Task requirements
Reproduce all of the material exactly as shown.

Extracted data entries
— Start —
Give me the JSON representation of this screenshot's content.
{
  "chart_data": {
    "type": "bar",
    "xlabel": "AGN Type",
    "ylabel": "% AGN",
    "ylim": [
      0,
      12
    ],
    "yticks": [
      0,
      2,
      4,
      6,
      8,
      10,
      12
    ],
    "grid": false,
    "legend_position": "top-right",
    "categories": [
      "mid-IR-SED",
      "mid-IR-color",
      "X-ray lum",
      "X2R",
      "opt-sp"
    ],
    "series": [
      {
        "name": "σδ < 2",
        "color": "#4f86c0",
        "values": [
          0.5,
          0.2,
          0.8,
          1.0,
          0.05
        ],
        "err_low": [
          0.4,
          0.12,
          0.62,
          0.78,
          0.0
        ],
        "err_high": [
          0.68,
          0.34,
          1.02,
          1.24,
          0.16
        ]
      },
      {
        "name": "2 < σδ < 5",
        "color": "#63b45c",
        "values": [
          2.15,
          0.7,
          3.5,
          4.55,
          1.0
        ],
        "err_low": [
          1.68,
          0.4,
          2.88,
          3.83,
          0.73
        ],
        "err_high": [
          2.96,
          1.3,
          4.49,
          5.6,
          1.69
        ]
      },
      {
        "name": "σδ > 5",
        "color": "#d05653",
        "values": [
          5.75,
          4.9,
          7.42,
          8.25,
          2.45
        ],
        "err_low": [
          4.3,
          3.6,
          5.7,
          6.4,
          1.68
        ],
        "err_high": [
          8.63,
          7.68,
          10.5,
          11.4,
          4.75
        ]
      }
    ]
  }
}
— End —
Task response
Give me the JSON representation of this screenshot's content.
{
  "chart_data": {
    "type": "bar",
    "xlabel": "AGN Type",
    "ylabel": "% AGN",
    "ylim": [
      0,
      12
    ],
    "yticks": [
      0,
      2,
      4,
      6,
      8,
      10,
      12
    ],
    "grid": false,
    "legend_position": "top-right",
    "categories": [
      "mid-IR-SED",
      "mid-IR-color",
      "X-ray lum",
      "X2R",
      "opt-sp"
    ],
    "series": [
      {
        "name": "σδ < 2",
        "color": "#4f86c0",
        "values": [
          0.5,
          0.2,
          0.8,
          1.0,
          0.05
        ],
        "err_low": [
          0.4,
          0.12,
          0.62,
          0.78,
          0.0
        ],
        "err_high": [
          0.68,
          0.34,
          1.02,
          1.24,
          0.16
        ]
      },
      {
        "name": "2 < σδ < 5",
        "color": "#63b45c",
        "values": [
          2.15,
          0.7,
          3.5,
          4.55,
          1.0
        ],
        "err_low": [
          1.68,
          0.4,
          2.88,
          3.83,
          0.73
        ],
        "err_high": [
          2.96,
          1.3,
          4.49,
          5.6,
          1.69
        ]
      },
      {
        "name": "σδ > 5",
        "color": "#d05653",
        "values": [
          5.75,
          4.9,
          7.42,
          8.25,
          2.45
        ],
        "err_low": [
          4.3,
          3.6,
          5.7,
          6.4,
          1.68
        ],
        "err_high": [
          8.63,
          7.68,
          10.5,
          11.4,
          4.75
        ]
      }
    ]
  }
}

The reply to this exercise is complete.